━━ MATERIAL FOR THIS EXERCISE ━━
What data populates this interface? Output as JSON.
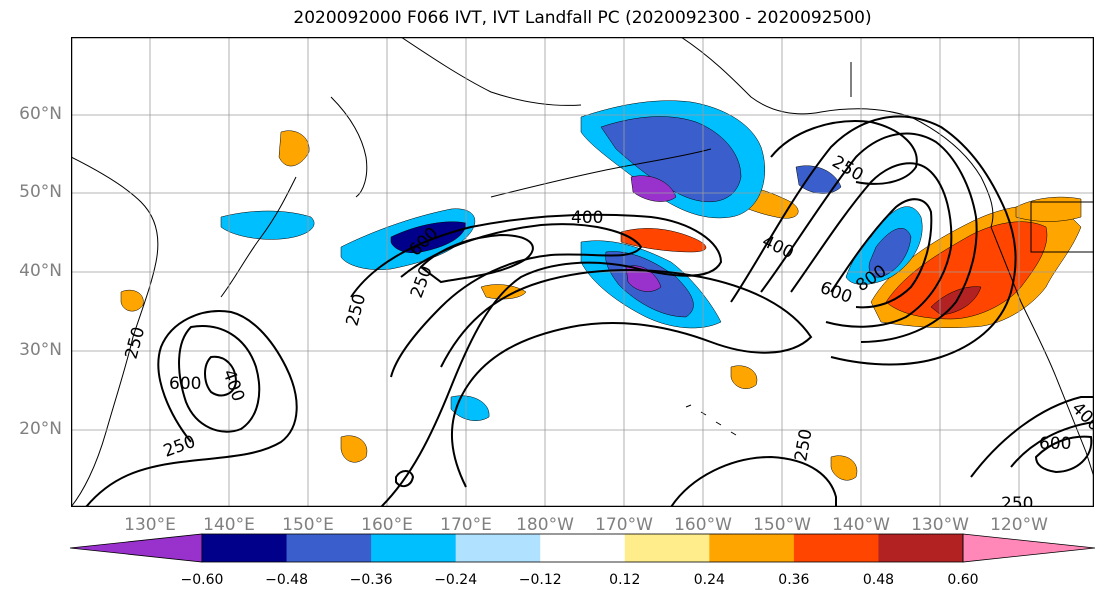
{
  "title": "2020092000 F066 IVT, IVT Landfall PC (2020092300 - 2020092500)",
  "axes": {
    "lat_labels": [
      "60°N",
      "50°N",
      "40°N",
      "30°N",
      "20°N"
    ],
    "lon_labels": [
      "130°E",
      "140°E",
      "150°E",
      "160°E",
      "170°E",
      "180°W",
      "170°W",
      "160°W",
      "150°W",
      "140°W",
      "130°W",
      "120°W"
    ],
    "label_color": "#808080",
    "grid": true
  },
  "contours": {
    "color": "#000000",
    "labels": [
      "250",
      "400",
      "600",
      "250",
      "400",
      "600",
      "250",
      "400",
      "600",
      "800",
      "250",
      "600",
      "400",
      "250",
      "250",
      "250"
    ]
  },
  "colorbar": {
    "colors": [
      "#9932cc",
      "#00008b",
      "#3a5fcd",
      "#00bfff",
      "#b0e2ff",
      "#ffffff",
      "#ffec8b",
      "#ffa500",
      "#ff4500",
      "#b22222",
      "#ff88b8"
    ],
    "tick_labels": [
      "−0.60",
      "−0.48",
      "−0.36",
      "−0.24",
      "−0.12",
      "0.12",
      "0.24",
      "0.36",
      "0.48",
      "0.60"
    ],
    "extend": "both"
  }
}
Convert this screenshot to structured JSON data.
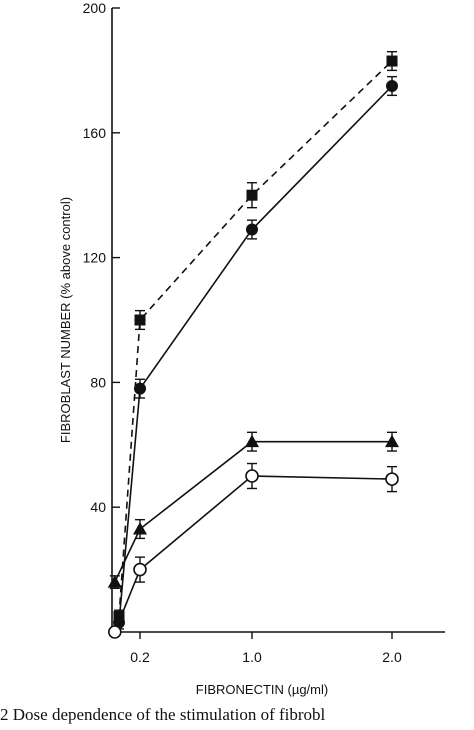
{
  "chart_data": {
    "type": "line",
    "xlabel": "FIBRONECTIN (µg/ml)",
    "ylabel": "FIBROBLAST NUMBER (% above control)",
    "xlim": [
      0,
      3.6
    ],
    "ylim": [
      0,
      200
    ],
    "x_ticks": [
      {
        "value": 0.2,
        "label": "0.2"
      },
      {
        "value": 1.0,
        "label": "1.0"
      },
      {
        "value": 2.0,
        "label": "2.0"
      }
    ],
    "y_ticks": [
      {
        "value": 40,
        "label": "40"
      },
      {
        "value": 80,
        "label": "80"
      },
      {
        "value": 120,
        "label": "120"
      },
      {
        "value": 160,
        "label": "160"
      },
      {
        "value": 200,
        "label": "200"
      }
    ],
    "series": [
      {
        "marker": "square-filled",
        "line": "dashed",
        "x": [
          0.05,
          0.2,
          1.0,
          2.0
        ],
        "y": [
          5,
          100,
          140,
          183
        ],
        "err": [
          2,
          3,
          4,
          3
        ]
      },
      {
        "marker": "circle-filled",
        "line": "solid",
        "x": [
          0.05,
          0.2,
          1.0,
          2.0
        ],
        "y": [
          3,
          78,
          129,
          175
        ],
        "err": [
          2,
          3,
          3,
          3
        ]
      },
      {
        "marker": "triangle-filled",
        "line": "solid",
        "x": [
          0.02,
          0.2,
          1.0,
          2.0
        ],
        "y": [
          16,
          33,
          61,
          61
        ],
        "err": [
          2,
          3,
          3,
          3
        ]
      },
      {
        "marker": "circle-open",
        "line": "solid",
        "x": [
          0.02,
          0.2,
          1.0,
          2.0
        ],
        "y": [
          0,
          20,
          50,
          49
        ],
        "err": [
          1,
          4,
          4,
          4
        ]
      }
    ]
  },
  "caption": {
    "text": "2   Dose dependence of the stimulation of fibrobl"
  }
}
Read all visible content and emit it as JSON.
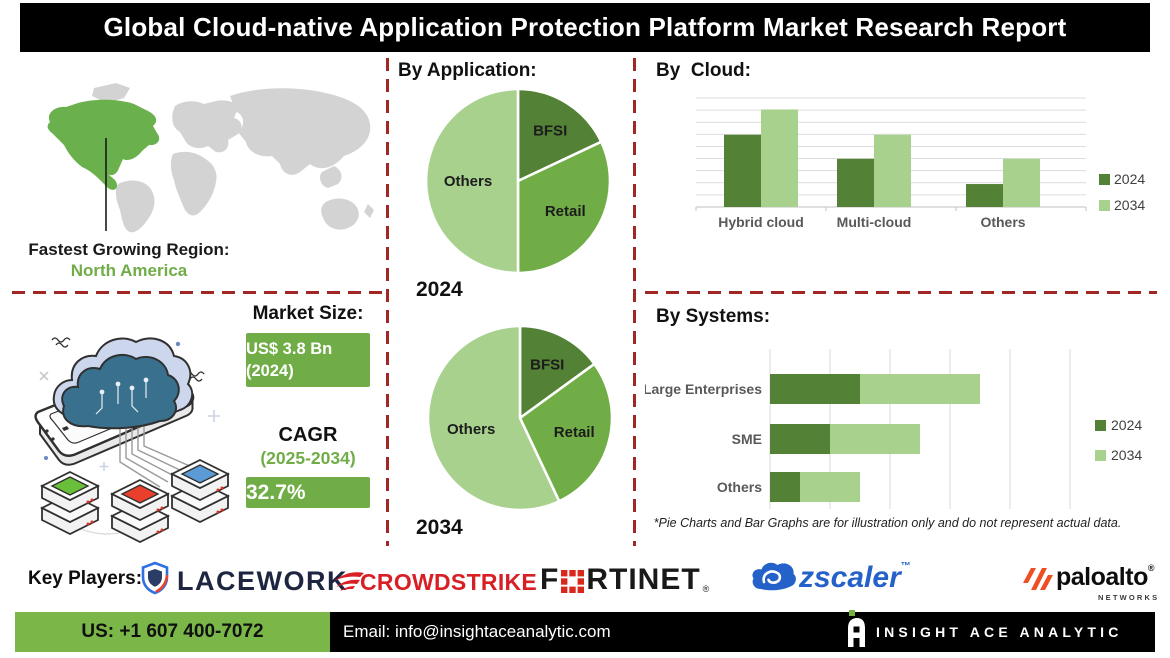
━━━
• _DIRECTION_: Each record should be quoted exactly, with the images omitted.

• _RESULT OF THE EXERCISE_:
What data populates this interface? Output as JSON.
{
  "title": "2020092000 F066 IVT, IVT Landfall PC (2020092300 - 2020092500)",
  "axes": {
    "lat_labels": [
      "60°N",
      "50°N",
      "40°N",
      "30°N",
      "20°N"
    ],
    "lon_labels": [
      "130°E",
      "140°E",
      "150°E",
      "160°E",
      "170°E",
      "180°W",
      "170°W",
      "160°W",
      "150°W",
      "140°W",
      "130°W",
      "120°W"
    ],
    "label_color": "#808080",
    "grid": true
  },
  "contours": {
    "color": "#000000",
    "labels": [
      "250",
      "400",
      "600",
      "250",
      "400",
      "600",
      "250",
      "400",
      "600",
      "800",
      "250",
      "600",
      "400",
      "250",
      "250",
      "250"
    ]
  },
  "colorbar": {
    "colors": [
      "#9932cc",
      "#00008b",
      "#3a5fcd",
      "#00bfff",
      "#b0e2ff",
      "#ffffff",
      "#ffec8b",
      "#ffa500",
      "#ff4500",
      "#b22222",
      "#ff88b8"
    ],
    "tick_labels": [
      "−0.60",
      "−0.48",
      "−0.36",
      "−0.24",
      "−0.12",
      "0.12",
      "0.24",
      "0.36",
      "0.48",
      "0.60"
    ],
    "extend": "both"
  }
}
Convert this screenshot to structured JSON data.
{
  "chart_data": {
    "type": "line",
    "xlabel": "FIBRONECTIN (µg/ml)",
    "ylabel": "FIBROBLAST NUMBER (% above control)",
    "xlim": [
      0,
      3.6
    ],
    "ylim": [
      0,
      200
    ],
    "x_ticks": [
      {
        "value": 0.2,
        "label": "0.2"
      },
      {
        "value": 1.0,
        "label": "1.0"
      },
      {
        "value": 2.0,
        "label": "2.0"
      }
    ],
    "y_ticks": [
      {
        "value": 40,
        "label": "40"
      },
      {
        "value": 80,
        "label": "80"
      },
      {
        "value": 120,
        "label": "120"
      },
      {
        "value": 160,
        "label": "160"
      },
      {
        "value": 200,
        "label": "200"
      }
    ],
    "series": [
      {
        "marker": "square-filled",
        "line": "dashed",
        "x": [
          0.05,
          0.2,
          1.0,
          2.0
        ],
        "y": [
          5,
          100,
          140,
          183
        ],
        "err": [
          2,
          3,
          4,
          3
        ]
      },
      {
        "marker": "circle-filled",
        "line": "solid",
        "x": [
          0.05,
          0.2,
          1.0,
          2.0
        ],
        "y": [
          3,
          78,
          129,
          175
        ],
        "err": [
          2,
          3,
          3,
          3
        ]
      },
      {
        "marker": "triangle-filled",
        "line": "solid",
        "x": [
          0.02,
          0.2,
          1.0,
          2.0
        ],
        "y": [
          16,
          33,
          61,
          61
        ],
        "err": [
          2,
          3,
          3,
          3
        ]
      },
      {
        "marker": "circle-open",
        "line": "solid",
        "x": [
          0.02,
          0.2,
          1.0,
          2.0
        ],
        "y": [
          0,
          20,
          50,
          49
        ],
        "err": [
          1,
          4,
          4,
          4
        ]
      }
    ]
  },
  "caption": {
    "text": "2   Dose dependence of the stimulation of fibrobl"
  }
}
Read all visible content and emit it as JSON.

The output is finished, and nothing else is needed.